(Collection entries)

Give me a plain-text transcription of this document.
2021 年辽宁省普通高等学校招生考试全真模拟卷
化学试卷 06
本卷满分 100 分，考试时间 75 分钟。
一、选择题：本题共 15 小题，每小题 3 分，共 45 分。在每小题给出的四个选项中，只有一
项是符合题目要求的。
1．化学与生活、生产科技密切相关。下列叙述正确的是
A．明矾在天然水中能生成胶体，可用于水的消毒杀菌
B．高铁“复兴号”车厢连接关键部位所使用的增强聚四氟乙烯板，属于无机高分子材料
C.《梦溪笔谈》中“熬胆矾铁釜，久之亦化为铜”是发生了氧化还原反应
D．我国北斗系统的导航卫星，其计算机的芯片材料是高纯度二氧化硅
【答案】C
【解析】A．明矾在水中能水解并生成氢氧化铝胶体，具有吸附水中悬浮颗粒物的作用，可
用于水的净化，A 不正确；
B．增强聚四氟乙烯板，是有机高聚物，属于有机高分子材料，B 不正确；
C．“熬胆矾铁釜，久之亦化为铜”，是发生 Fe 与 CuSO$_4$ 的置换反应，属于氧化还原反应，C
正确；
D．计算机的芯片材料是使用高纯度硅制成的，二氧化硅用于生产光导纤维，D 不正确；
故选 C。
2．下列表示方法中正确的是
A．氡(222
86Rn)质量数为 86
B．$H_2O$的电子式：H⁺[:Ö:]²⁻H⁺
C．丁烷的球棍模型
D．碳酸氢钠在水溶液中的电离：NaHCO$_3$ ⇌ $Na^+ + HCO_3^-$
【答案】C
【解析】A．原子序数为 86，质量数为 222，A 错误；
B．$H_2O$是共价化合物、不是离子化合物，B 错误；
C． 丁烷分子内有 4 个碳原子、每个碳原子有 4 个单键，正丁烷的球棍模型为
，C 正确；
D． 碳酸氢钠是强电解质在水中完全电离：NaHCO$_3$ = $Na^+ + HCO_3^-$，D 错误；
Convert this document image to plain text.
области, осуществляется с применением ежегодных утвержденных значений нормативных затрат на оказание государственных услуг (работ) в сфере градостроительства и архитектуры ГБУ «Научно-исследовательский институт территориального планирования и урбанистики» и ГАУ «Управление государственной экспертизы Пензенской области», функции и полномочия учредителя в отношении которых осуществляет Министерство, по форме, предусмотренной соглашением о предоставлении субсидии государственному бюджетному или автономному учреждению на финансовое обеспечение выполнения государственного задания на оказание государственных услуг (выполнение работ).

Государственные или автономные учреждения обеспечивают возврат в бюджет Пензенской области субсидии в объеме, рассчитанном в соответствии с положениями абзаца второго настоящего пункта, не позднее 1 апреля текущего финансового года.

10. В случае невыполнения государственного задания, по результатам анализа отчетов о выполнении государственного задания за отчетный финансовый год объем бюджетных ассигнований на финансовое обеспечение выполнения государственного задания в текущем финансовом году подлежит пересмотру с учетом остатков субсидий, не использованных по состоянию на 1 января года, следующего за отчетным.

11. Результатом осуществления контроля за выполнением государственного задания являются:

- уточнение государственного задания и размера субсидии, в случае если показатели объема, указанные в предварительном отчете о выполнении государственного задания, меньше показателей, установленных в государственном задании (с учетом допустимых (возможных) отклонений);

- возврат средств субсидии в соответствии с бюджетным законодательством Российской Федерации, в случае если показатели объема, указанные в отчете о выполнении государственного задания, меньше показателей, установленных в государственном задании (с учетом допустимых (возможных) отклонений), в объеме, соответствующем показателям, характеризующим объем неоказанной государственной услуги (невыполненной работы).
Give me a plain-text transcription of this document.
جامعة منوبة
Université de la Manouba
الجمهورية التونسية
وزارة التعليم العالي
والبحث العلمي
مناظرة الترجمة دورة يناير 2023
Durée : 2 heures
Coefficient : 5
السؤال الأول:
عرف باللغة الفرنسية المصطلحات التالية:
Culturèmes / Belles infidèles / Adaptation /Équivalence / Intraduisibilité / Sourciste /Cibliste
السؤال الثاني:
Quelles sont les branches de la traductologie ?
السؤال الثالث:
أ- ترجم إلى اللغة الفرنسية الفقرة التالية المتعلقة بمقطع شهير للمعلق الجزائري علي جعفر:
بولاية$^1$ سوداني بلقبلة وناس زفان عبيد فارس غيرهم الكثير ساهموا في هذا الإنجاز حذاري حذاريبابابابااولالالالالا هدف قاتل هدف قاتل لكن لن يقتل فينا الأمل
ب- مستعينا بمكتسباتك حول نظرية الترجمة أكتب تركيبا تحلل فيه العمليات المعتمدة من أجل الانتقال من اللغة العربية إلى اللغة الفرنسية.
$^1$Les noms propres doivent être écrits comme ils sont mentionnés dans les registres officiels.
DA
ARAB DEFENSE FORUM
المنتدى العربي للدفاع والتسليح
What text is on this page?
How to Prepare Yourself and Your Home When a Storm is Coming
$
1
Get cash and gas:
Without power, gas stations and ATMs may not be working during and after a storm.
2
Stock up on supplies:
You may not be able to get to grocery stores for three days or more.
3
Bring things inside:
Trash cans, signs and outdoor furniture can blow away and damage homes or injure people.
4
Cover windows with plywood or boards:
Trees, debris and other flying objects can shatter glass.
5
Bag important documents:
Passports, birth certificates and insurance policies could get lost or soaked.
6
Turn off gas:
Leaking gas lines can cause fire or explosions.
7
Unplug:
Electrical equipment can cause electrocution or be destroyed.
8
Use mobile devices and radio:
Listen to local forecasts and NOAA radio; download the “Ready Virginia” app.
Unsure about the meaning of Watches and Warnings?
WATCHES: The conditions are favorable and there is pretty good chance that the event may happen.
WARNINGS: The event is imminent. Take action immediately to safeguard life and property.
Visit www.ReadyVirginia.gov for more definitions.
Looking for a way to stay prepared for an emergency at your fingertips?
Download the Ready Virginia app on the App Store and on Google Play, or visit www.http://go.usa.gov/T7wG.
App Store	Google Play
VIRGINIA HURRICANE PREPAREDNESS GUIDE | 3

(JOB) Reproduce every record above exactly as it appears.

(ANSWER TO THIS PROBLEM)
Give me a plain-text transcription of this document.
2021 年辽宁省普通高等学校招生考试全真模拟卷
化学试卷 06
本卷满分 100 分，考试时间 75 分钟。
一、选择题：本题共 15 小题，每小题 3 分，共 45 分。在每小题给出的四个选项中，只有一
项是符合题目要求的。
1．化学与生活、生产科技密切相关。下列叙述正确的是
A．明矾在天然水中能生成胶体，可用于水的消毒杀菌
B．高铁“复兴号”车厢连接关键部位所使用的增强聚四氟乙烯板，属于无机高分子材料
C.《梦溪笔谈》中“熬胆矾铁釜，久之亦化为铜”是发生了氧化还原反应
D．我国北斗系统的导航卫星，其计算机的芯片材料是高纯度二氧化硅
【答案】C
【解析】A．明矾在水中能水解并生成氢氧化铝胶体，具有吸附水中悬浮颗粒物的作用，可
用于水的净化，A 不正确；
B．增强聚四氟乙烯板，是有机高聚物，属于有机高分子材料，B 不正确；
C．“熬胆矾铁釜，久之亦化为铜”，是发生 Fe 与 CuSO$_4$ 的置换反应，属于氧化还原反应，C
正确；
D．计算机的芯片材料是使用高纯度硅制成的，二氧化硅用于生产光导纤维，D 不正确；
故选 C。
2．下列表示方法中正确的是
A．氡(222
86Rn)质量数为 86
B．$H_2O$的电子式：H⁺[:Ö:]²⁻H⁺
C．丁烷的球棍模型
D．碳酸氢钠在水溶液中的电离：NaHCO$_3$ ⇌ $Na^+ + HCO_3^-$
【答案】C
【解析】A．原子序数为 86，质量数为 222，A 错误；
B．$H_2O$是共价化合物、不是离子化合物，B 错误；
C． 丁烷分子内有 4 个碳原子、每个碳原子有 4 个单键，正丁烷的球棍模型为
，C 正确；
D． 碳酸氢钠是强电解质在水中完全电离：NaHCO$_3$ = $Na^+ + HCO_3^-$，D 错误；
Convert this document image to plain text.
области, осуществляется с применением ежегодных утвержденных значений нормативных затрат на оказание государственных услуг (работ) в сфере градостроительства и архитектуры ГБУ «Научно-исследовательский институт территориального планирования и урбанистики» и ГАУ «Управление государственной экспертизы Пензенской области», функции и полномочия учредителя в отношении которых осуществляет Министерство, по форме, предусмотренной соглашением о предоставлении субсидии государственному бюджетному или автономному учреждению на финансовое обеспечение выполнения государственного задания на оказание государственных услуг (выполнение работ).

Государственные или автономные учреждения обеспечивают возврат в бюджет Пензенской области субсидии в объеме, рассчитанном в соответствии с положениями абзаца второго настоящего пункта, не позднее 1 апреля текущего финансового года.

10. В случае невыполнения государственного задания, по результатам анализа отчетов о выполнении государственного задания за отчетный финансовый год объем бюджетных ассигнований на финансовое обеспечение выполнения государственного задания в текущем финансовом году подлежит пересмотру с учетом остатков субсидий, не использованных по состоянию на 1 января года, следующего за отчетным.

11. Результатом осуществления контроля за выполнением государственного задания являются:

- уточнение государственного задания и размера субсидии, в случае если показатели объема, указанные в предварительном отчете о выполнении государственного задания, меньше показателей, установленных в государственном задании (с учетом допустимых (возможных) отклонений);

- возврат средств субсидии в соответствии с бюджетным законодательством Российской Федерации, в случае если показатели объема, указанные в отчете о выполнении государственного задания, меньше показателей, установленных в государственном задании (с учетом допустимых (возможных) отклонений), в объеме, соответствующем показателям, характеризующим объем неоказанной государственной услуги (невыполненной работы).
Give me a plain-text transcription of this document.
جامعة منوبة
Université de la Manouba
الجمهورية التونسية
وزارة التعليم العالي
والبحث العلمي
مناظرة الترجمة دورة يناير 2023
Durée : 2 heures
Coefficient : 5
السؤال الأول:
عرف باللغة الفرنسية المصطلحات التالية:
Culturèmes / Belles infidèles / Adaptation /Équivalence / Intraduisibilité / Sourciste /Cibliste
السؤال الثاني:
Quelles sont les branches de la traductologie ?
السؤال الثالث:
أ- ترجم إلى اللغة الفرنسية الفقرة التالية المتعلقة بمقطع شهير للمعلق الجزائري علي جعفر:
بولاية$^1$ سوداني بلقبلة وناس زفان عبيد فارس غيرهم الكثير ساهموا في هذا الإنجاز حذاري حذاريبابابابااولالالالالا هدف قاتل هدف قاتل لكن لن يقتل فينا الأمل
ب- مستعينا بمكتسباتك حول نظرية الترجمة أكتب تركيبا تحلل فيه العمليات المعتمدة من أجل الانتقال من اللغة العربية إلى اللغة الفرنسية.
$^1$Les noms propres doivent être écrits comme ils sont mentionnés dans les registres officiels.
DA
ARAB DEFENSE FORUM
المنتدى العربي للدفاع والتسليح
What text is on this page?
How to Prepare Yourself and Your Home When a Storm is Coming
$
1
Get cash and gas:
Without power, gas stations and ATMs may not be working during and after a storm.
2
Stock up on supplies:
You may not be able to get to grocery stores for three days or more.
3
Bring things inside:
Trash cans, signs and outdoor furniture can blow away and damage homes or injure people.
4
Cover windows with plywood or boards:
Trees, debris and other flying objects can shatter glass.
5
Bag important documents:
Passports, birth certificates and insurance policies could get lost or soaked.
6
Turn off gas:
Leaking gas lines can cause fire or explosions.
7
Unplug:
Electrical equipment can cause electrocution or be destroyed.
8
Use mobile devices and radio:
Listen to local forecasts and NOAA radio; download the “Ready Virginia” app.
Unsure about the meaning of Watches and Warnings?
WATCHES: The conditions are favorable and there is pretty good chance that the event may happen.
WARNINGS: The event is imminent. Take action immediately to safeguard life and property.
Visit www.ReadyVirginia.gov for more definitions.
Looking for a way to stay prepared for an emergency at your fingertips?
Download the Ready Virginia app on the App Store and on Google Play, or visit www.http://go.usa.gov/T7wG.
App Store	Google Play
VIRGINIA HURRICANE PREPAREDNESS GUIDE | 3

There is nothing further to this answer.